[Start ENTRIES]
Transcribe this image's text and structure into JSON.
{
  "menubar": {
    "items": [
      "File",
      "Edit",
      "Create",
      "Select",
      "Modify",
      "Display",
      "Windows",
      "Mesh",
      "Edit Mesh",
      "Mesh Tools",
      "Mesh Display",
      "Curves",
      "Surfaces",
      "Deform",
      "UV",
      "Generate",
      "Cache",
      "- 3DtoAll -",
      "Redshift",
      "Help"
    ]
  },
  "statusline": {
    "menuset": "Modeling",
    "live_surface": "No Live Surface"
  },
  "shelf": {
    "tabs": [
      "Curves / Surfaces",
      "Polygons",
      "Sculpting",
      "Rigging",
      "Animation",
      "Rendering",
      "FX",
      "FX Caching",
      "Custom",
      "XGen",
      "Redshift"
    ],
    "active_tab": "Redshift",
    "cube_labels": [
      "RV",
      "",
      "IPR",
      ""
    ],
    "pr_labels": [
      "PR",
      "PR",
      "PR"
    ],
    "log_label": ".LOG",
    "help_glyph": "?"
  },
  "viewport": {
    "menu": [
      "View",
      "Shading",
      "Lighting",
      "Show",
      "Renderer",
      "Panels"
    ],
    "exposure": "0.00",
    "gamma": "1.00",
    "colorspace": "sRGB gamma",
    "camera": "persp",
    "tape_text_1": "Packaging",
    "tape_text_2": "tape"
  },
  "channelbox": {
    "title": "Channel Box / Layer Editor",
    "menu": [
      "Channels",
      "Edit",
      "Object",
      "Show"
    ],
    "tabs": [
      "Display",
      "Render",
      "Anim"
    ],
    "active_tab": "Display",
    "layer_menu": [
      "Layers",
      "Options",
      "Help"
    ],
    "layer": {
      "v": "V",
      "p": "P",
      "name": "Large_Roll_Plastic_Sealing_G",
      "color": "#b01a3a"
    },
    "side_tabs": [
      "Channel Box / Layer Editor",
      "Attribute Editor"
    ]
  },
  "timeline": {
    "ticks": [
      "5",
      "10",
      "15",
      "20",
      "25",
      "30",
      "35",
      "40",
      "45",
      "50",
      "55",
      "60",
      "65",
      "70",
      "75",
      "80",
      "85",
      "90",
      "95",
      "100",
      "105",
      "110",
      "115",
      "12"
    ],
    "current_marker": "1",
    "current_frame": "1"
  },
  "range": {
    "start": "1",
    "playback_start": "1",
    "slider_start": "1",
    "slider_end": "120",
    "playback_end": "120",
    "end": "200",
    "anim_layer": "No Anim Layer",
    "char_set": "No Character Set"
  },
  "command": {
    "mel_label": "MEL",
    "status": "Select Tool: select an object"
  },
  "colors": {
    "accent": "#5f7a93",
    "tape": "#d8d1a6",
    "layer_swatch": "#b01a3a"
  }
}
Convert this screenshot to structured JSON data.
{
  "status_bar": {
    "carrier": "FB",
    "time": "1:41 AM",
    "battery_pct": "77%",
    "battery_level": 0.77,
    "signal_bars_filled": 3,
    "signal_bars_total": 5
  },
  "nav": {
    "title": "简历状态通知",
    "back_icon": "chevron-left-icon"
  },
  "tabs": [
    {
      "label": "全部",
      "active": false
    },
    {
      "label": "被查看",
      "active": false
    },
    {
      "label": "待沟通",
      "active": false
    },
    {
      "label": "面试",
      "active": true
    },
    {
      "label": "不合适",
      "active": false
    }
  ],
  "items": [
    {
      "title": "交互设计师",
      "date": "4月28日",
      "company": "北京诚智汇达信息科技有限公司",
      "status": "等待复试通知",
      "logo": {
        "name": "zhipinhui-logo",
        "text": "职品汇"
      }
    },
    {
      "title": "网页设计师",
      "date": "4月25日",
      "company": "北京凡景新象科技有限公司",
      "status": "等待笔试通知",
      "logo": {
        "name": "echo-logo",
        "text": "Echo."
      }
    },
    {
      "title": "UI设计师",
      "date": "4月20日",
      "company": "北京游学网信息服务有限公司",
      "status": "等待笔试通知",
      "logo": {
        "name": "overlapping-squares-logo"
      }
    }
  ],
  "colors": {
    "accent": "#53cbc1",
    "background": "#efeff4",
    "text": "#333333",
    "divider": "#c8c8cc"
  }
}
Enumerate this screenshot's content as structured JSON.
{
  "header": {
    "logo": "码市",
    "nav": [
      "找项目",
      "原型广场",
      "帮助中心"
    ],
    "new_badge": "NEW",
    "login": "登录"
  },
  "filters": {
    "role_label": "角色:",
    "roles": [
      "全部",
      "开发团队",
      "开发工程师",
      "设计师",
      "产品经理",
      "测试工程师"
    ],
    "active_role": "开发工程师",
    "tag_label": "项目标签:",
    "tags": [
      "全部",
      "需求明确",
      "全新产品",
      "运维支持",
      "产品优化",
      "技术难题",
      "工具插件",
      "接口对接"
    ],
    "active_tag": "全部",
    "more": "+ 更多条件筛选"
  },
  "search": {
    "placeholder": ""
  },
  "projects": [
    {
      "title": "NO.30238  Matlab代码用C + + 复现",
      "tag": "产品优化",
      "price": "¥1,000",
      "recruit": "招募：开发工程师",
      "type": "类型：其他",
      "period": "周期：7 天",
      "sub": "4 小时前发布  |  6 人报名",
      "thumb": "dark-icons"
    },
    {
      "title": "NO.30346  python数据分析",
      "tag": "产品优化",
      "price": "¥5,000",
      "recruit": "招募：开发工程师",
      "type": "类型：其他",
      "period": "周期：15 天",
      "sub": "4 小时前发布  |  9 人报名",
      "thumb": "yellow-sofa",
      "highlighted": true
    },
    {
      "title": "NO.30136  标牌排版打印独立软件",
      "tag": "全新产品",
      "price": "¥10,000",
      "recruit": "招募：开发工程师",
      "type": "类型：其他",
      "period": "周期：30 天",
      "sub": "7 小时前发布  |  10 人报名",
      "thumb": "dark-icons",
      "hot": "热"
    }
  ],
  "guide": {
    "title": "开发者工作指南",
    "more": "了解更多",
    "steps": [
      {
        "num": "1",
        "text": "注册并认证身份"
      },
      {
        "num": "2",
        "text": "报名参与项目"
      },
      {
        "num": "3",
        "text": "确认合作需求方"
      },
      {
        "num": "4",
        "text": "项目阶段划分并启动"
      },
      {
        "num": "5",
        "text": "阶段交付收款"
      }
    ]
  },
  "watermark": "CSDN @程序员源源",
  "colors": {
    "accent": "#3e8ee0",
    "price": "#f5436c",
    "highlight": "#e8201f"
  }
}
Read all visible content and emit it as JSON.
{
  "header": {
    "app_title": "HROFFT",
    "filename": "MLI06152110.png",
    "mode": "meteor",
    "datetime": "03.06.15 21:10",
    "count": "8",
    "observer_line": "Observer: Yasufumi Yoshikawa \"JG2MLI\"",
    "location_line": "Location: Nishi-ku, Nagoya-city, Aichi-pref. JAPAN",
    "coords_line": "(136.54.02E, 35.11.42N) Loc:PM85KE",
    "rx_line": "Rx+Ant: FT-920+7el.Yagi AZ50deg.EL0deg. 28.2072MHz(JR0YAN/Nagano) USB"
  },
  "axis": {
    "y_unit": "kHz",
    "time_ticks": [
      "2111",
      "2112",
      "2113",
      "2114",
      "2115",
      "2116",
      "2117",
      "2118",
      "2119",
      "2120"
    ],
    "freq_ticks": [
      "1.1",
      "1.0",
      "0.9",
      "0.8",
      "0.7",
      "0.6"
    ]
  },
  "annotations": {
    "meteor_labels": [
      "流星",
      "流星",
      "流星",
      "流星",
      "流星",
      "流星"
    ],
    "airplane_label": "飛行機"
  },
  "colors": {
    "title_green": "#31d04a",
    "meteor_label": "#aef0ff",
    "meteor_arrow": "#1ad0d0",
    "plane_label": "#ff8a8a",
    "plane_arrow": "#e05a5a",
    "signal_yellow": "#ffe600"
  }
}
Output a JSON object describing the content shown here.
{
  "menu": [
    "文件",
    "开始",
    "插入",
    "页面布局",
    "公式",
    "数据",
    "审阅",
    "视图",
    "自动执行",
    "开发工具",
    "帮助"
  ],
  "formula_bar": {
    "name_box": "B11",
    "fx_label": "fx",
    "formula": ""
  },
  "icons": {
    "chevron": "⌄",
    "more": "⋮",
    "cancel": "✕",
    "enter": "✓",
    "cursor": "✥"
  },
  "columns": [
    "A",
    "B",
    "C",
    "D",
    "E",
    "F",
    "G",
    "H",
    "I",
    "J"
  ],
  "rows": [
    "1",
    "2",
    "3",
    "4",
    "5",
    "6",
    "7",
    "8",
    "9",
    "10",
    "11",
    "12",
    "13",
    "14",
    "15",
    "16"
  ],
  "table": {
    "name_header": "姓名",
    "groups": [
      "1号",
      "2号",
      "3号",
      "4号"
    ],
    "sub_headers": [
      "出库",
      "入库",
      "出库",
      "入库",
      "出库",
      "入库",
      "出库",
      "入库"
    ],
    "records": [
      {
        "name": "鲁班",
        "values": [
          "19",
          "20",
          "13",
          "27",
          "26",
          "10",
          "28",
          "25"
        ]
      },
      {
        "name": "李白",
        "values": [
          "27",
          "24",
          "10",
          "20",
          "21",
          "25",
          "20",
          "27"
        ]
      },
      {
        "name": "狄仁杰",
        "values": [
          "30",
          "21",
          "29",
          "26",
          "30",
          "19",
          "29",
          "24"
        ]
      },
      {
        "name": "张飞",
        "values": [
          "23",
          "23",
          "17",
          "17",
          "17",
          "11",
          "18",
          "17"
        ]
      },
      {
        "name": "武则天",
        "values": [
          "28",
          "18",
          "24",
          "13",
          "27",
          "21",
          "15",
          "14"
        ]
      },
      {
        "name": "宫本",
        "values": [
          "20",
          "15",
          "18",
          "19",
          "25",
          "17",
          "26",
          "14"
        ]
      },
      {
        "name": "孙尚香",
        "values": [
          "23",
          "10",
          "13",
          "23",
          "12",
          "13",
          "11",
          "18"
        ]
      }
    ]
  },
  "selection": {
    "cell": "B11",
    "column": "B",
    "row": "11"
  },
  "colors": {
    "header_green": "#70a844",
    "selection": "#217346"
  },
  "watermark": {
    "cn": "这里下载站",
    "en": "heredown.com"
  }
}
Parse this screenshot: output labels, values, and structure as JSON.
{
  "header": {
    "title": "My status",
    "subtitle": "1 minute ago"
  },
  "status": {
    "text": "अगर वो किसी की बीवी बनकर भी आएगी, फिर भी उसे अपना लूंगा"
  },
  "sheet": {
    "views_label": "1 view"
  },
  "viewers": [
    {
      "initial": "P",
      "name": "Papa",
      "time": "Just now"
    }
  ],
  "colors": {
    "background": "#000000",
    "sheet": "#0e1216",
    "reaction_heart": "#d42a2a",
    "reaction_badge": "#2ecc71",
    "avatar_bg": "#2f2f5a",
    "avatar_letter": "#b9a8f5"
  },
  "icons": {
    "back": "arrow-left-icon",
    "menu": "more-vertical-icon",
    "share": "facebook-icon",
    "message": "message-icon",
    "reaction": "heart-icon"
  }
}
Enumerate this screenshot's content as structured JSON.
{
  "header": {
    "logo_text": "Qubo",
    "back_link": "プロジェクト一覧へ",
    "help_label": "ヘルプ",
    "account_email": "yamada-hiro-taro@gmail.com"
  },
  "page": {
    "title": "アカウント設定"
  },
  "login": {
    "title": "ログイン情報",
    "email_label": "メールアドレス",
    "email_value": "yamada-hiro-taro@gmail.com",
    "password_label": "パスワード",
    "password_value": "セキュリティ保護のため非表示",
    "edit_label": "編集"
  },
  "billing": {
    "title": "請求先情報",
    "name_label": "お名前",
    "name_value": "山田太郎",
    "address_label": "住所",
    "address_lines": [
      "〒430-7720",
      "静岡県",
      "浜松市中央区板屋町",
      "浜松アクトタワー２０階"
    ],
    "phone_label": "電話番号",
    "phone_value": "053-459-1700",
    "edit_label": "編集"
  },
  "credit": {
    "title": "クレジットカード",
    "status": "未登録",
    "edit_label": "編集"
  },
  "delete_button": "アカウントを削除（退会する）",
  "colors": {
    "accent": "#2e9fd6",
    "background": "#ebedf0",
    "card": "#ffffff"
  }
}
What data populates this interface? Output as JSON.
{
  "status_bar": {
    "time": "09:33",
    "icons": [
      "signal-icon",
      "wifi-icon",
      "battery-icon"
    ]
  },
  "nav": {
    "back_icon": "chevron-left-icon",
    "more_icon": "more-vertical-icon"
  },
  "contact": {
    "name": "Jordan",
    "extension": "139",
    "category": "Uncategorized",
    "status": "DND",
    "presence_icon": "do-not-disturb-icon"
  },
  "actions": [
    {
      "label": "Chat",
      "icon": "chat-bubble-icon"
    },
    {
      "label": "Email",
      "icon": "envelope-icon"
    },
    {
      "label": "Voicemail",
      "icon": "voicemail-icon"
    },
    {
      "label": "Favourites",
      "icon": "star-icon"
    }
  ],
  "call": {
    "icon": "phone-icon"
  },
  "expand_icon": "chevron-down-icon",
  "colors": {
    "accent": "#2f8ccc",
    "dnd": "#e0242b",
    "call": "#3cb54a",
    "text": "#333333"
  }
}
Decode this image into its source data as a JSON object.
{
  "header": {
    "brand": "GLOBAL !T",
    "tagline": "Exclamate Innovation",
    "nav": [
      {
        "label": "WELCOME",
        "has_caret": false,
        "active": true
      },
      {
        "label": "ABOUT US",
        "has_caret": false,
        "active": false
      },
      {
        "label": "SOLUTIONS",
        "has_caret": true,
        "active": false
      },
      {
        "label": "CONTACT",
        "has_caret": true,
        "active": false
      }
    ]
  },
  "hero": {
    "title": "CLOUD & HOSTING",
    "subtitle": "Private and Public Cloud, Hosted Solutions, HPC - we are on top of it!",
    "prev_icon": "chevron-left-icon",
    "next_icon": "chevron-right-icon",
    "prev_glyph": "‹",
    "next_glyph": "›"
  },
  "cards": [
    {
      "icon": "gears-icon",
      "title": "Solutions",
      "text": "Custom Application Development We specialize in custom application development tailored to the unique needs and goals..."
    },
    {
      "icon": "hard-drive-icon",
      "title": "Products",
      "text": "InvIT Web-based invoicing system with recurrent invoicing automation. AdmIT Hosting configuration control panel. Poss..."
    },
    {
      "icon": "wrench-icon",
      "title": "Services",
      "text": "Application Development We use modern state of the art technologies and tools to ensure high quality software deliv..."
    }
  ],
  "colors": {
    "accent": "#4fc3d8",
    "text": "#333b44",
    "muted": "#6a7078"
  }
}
[End ENTRIES]
__WHAT TO PRODUCE__.
Of the lines in the entries, how many include the word "Mesh"? State only the number.

__EXPECTED ANSWER__.
4